§ **What the task requires**: Find and copy each line of the records where the string "висить" shows up.
------ Supplied records
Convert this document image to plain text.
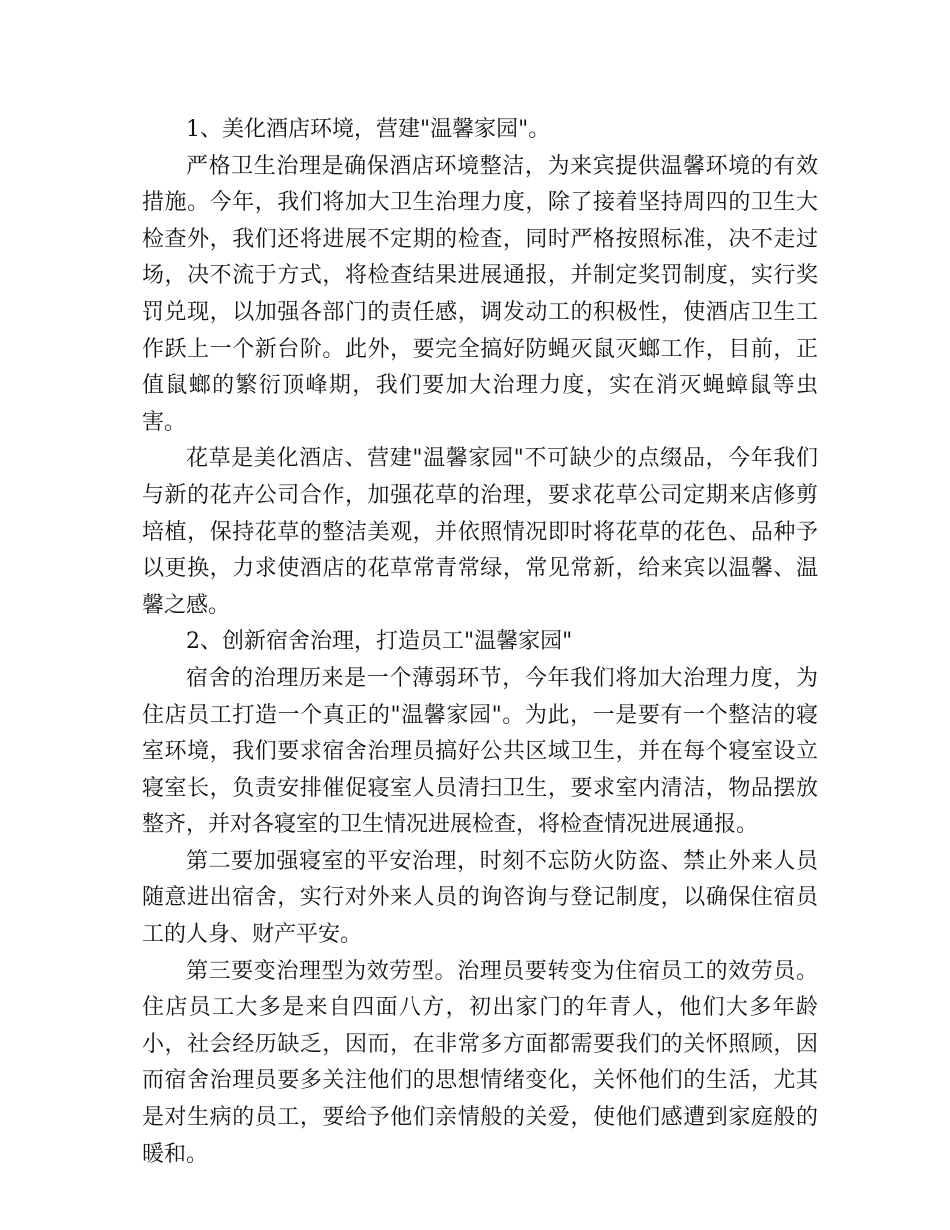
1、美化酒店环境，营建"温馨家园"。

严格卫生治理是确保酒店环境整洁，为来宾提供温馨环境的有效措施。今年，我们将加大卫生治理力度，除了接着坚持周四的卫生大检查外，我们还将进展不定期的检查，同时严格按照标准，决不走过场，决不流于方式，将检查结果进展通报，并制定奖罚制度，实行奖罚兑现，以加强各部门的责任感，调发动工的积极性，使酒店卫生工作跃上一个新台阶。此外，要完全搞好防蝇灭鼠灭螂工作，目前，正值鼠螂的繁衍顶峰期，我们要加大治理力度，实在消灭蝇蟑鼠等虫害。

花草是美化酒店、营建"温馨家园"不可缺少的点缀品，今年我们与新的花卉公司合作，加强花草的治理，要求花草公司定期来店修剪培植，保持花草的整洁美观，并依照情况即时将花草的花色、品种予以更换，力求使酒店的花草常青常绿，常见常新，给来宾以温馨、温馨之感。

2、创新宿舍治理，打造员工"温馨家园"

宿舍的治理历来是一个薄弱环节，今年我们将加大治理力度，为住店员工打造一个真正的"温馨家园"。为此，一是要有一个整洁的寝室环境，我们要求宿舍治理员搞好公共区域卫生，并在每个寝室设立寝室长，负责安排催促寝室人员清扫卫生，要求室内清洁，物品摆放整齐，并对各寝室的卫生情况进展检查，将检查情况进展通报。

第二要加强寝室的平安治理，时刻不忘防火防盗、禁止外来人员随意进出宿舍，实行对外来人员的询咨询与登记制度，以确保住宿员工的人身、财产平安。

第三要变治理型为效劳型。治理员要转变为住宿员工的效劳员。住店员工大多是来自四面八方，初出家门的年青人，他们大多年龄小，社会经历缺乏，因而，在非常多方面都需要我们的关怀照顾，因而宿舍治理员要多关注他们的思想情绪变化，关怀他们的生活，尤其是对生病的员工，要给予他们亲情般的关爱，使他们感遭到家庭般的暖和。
------------
------ Supplied records
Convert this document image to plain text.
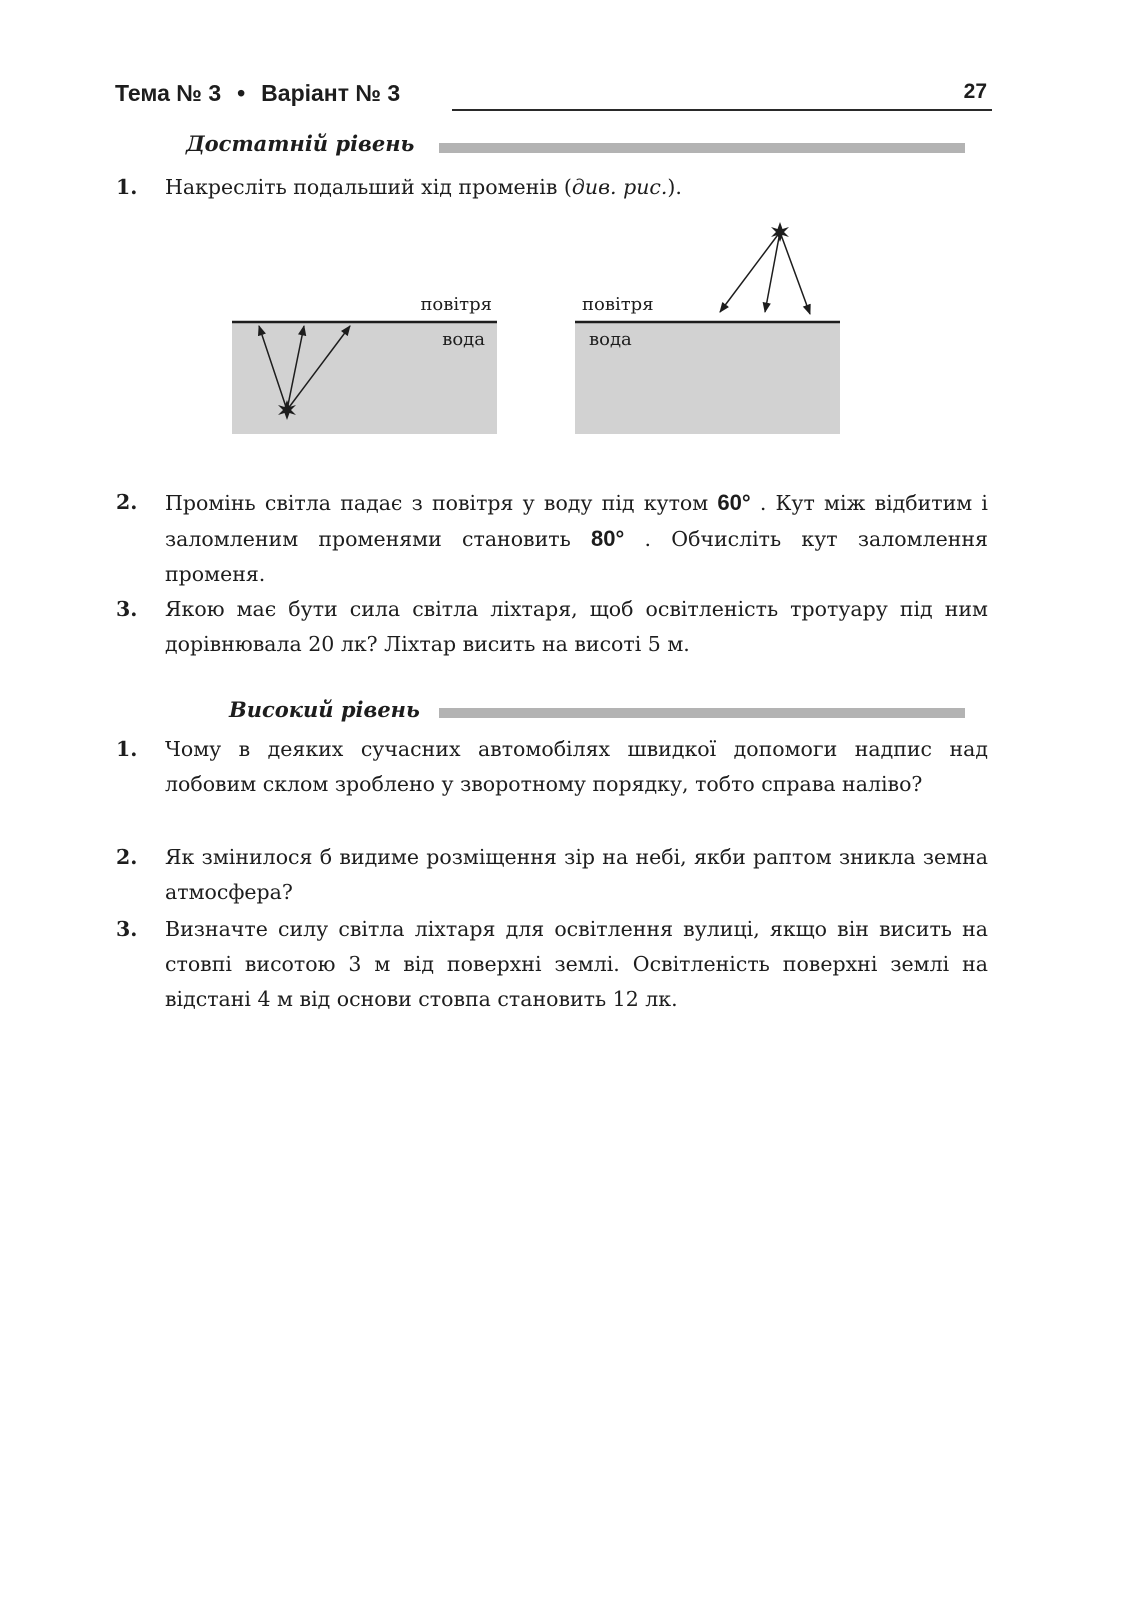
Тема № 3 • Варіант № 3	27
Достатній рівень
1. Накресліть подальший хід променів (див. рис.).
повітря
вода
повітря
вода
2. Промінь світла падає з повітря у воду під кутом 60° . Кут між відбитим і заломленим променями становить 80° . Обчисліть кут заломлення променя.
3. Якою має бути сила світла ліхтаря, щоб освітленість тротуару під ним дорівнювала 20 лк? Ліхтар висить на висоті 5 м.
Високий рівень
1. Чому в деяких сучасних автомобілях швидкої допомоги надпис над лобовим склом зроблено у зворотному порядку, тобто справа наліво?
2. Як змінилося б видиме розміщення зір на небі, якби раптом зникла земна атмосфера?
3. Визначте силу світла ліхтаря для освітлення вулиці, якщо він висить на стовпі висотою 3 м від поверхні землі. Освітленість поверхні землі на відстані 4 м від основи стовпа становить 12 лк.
------------
§ **Task answer**:
3. Якою має бути сила світла ліхтаря, щоб освітленість тротуару під ним дорівнювала 20 лк? Ліхтар висить на висоті 5 м.
3. Визначте силу світла ліхтаря для освітлення вулиці, якщо він висить на стовпі висотою 3 м від поверхні землі. Освітленість поверхні землі на відстані 4 м від основи стовпа становить 12 лк.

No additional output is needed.